----- Records supplied -----

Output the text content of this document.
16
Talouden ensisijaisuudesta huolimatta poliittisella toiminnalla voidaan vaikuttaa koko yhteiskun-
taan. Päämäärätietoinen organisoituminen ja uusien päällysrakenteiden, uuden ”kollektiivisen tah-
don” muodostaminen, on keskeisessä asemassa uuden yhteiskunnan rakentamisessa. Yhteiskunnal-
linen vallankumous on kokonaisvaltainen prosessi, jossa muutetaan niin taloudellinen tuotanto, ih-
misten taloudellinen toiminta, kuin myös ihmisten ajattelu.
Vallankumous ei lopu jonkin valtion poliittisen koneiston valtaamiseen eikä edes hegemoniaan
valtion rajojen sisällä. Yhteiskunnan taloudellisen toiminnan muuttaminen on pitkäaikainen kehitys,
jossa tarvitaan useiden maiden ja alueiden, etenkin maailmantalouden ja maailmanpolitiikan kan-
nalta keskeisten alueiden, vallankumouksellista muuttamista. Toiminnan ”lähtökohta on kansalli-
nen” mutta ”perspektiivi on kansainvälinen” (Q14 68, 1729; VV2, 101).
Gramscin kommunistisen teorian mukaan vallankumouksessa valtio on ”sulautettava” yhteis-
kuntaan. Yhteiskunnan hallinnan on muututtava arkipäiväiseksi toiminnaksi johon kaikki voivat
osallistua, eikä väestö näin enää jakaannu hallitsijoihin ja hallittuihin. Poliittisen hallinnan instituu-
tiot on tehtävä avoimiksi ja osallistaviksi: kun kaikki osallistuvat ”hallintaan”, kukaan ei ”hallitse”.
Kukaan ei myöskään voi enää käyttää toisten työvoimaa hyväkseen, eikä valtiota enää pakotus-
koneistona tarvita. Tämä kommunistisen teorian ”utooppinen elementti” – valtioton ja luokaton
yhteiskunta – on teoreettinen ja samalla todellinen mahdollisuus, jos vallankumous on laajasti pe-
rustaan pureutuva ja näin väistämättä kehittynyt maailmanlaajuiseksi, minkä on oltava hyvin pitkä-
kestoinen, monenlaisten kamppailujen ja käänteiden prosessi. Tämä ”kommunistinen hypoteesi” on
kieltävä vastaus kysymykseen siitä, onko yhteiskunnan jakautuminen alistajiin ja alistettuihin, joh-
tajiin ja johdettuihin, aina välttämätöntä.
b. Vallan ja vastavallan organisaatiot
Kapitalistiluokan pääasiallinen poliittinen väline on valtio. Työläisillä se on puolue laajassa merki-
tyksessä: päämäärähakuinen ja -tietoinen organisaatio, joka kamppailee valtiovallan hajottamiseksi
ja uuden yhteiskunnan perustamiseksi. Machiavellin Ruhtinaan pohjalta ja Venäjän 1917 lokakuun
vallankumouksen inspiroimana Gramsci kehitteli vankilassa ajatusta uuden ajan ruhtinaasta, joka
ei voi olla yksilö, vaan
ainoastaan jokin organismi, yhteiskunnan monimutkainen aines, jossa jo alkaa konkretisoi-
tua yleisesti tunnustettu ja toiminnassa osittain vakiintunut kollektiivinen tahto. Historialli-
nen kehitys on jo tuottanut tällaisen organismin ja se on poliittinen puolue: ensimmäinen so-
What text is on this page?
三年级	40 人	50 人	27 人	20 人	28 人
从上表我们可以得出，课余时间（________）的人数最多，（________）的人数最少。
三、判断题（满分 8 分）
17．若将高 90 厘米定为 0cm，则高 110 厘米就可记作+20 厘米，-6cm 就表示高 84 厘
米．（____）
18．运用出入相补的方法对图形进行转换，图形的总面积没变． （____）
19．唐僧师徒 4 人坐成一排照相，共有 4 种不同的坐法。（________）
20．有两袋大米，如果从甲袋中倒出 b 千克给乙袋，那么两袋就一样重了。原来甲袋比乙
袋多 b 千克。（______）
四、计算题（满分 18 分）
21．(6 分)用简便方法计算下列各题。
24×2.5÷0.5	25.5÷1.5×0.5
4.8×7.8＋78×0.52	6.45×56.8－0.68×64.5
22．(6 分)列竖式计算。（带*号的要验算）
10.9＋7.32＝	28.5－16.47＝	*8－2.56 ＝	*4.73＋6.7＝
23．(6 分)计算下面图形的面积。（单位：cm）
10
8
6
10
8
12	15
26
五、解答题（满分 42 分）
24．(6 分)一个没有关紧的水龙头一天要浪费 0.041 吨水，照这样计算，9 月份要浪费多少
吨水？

-----

» **Required task**
Copy, from the material, each line that holds the string "alueiden".

» **Task result**
jossa tarvitaan useiden maiden ja alueiden, etenkin maailmantalouden ja maailmanpolitiikan kan-
nalta keskeisten alueiden, vallankumouksellista muuttamista. Toiminnan ”lähtökohta on kansalli-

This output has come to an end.